Go through the records and copy each line where the word "this" occurs.

** DATA SHOWN **
+===+
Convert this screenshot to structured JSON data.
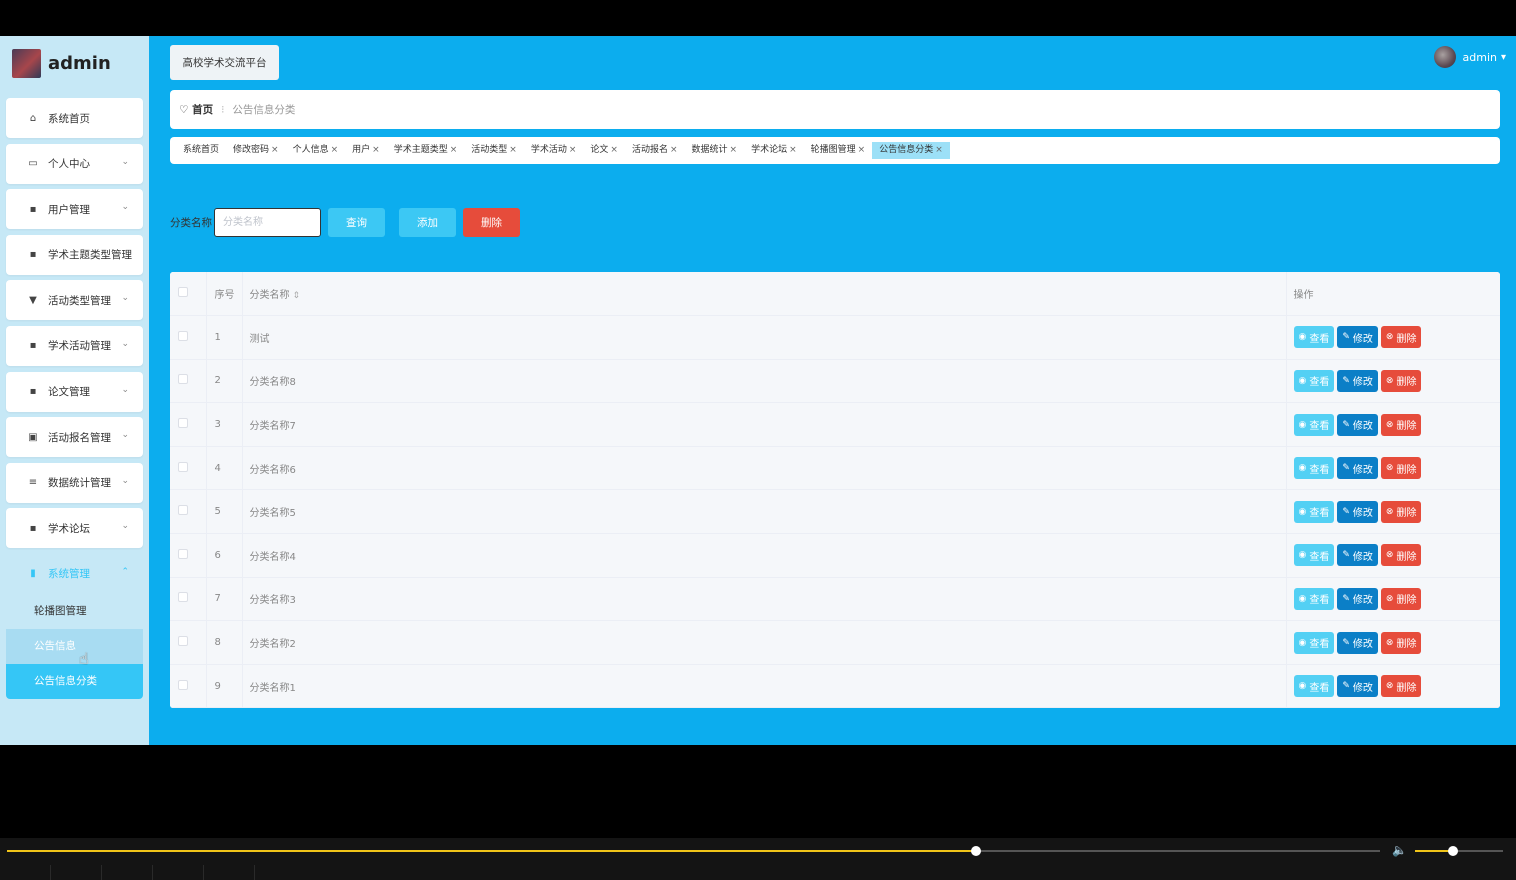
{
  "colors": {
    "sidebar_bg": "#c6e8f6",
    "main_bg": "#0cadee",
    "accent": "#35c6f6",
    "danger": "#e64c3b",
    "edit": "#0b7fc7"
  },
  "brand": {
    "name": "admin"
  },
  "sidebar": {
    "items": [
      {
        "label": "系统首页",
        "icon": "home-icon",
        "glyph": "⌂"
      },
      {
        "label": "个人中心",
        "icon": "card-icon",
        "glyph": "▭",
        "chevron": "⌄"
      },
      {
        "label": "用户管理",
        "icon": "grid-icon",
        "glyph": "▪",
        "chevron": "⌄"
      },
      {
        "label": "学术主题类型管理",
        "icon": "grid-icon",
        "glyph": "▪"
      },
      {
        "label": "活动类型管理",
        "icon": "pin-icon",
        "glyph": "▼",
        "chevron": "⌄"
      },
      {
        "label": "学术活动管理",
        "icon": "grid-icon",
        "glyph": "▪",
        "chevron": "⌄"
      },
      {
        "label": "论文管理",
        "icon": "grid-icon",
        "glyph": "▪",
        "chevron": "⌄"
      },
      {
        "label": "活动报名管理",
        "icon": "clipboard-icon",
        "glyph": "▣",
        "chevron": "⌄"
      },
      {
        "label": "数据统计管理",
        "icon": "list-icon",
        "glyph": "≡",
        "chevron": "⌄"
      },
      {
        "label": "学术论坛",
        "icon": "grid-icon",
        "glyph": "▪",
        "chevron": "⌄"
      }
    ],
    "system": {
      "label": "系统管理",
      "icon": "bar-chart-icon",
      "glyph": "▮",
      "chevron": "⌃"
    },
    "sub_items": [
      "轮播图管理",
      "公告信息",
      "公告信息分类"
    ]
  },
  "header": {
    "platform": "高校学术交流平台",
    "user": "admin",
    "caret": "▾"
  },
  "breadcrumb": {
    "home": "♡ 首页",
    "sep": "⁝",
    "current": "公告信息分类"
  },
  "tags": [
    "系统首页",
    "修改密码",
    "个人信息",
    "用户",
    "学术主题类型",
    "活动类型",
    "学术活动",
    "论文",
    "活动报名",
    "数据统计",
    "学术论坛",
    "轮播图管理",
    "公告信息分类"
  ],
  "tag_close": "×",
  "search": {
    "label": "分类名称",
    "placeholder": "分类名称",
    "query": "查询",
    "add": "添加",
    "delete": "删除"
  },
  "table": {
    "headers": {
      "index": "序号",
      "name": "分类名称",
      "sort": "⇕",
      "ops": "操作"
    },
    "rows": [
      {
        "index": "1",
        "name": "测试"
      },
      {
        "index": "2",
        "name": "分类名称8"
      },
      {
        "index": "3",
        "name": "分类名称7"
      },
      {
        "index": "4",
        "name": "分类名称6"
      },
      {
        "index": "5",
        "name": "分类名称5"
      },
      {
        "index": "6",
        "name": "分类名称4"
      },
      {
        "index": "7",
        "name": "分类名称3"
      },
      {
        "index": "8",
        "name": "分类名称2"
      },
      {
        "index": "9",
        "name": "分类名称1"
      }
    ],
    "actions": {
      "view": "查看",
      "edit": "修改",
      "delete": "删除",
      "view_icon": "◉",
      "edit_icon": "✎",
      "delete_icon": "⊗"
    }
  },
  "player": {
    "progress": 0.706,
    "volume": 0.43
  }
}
+===+
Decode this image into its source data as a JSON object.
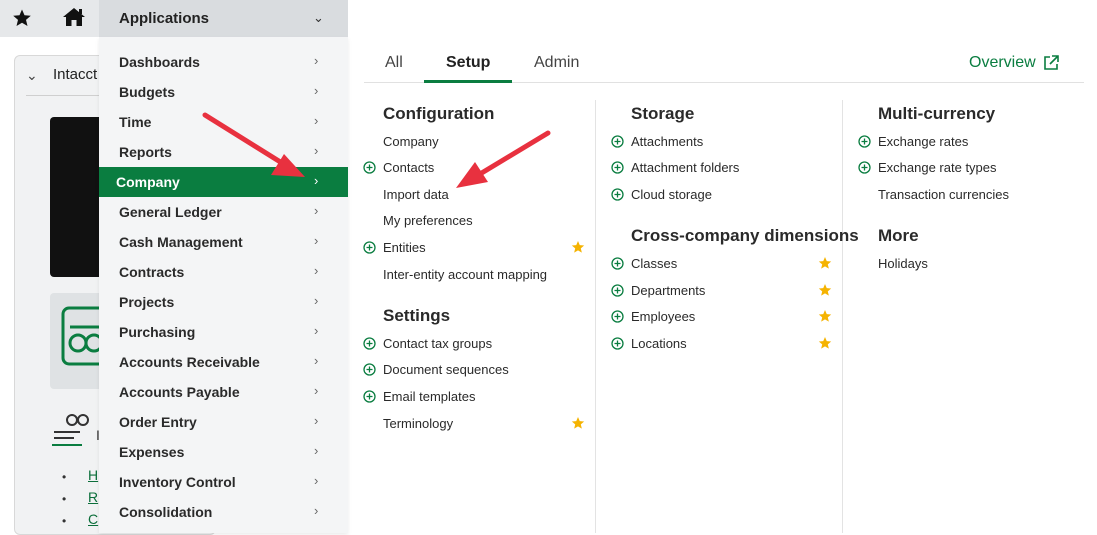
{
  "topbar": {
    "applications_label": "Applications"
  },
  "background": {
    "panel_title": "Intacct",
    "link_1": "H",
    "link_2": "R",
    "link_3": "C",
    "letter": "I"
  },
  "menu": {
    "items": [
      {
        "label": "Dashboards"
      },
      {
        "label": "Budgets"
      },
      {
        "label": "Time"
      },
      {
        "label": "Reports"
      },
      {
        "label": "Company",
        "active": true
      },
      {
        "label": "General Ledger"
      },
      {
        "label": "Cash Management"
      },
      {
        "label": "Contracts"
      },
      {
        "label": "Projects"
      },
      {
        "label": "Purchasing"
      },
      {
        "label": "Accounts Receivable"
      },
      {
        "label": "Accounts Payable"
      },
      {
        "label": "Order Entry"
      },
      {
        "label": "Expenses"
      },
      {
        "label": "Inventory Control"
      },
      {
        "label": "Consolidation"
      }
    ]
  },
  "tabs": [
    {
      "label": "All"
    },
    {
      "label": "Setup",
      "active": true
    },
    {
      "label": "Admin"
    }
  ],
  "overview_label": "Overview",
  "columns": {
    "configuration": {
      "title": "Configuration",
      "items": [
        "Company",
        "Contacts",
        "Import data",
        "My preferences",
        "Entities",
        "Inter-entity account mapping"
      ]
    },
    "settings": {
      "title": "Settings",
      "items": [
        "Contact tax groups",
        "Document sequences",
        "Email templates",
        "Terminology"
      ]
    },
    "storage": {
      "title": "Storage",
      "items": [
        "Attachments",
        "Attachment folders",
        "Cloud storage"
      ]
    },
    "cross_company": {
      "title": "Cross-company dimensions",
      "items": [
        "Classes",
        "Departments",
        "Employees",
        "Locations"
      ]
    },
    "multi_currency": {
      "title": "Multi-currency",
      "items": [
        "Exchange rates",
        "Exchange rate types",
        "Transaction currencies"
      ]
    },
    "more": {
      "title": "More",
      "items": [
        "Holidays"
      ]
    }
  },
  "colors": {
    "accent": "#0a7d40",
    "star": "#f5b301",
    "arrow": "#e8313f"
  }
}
+===+
** OUTPUT BELOW **
Convert this screenshot to structured JSON data.
Decode this image into its source data as a JSON object.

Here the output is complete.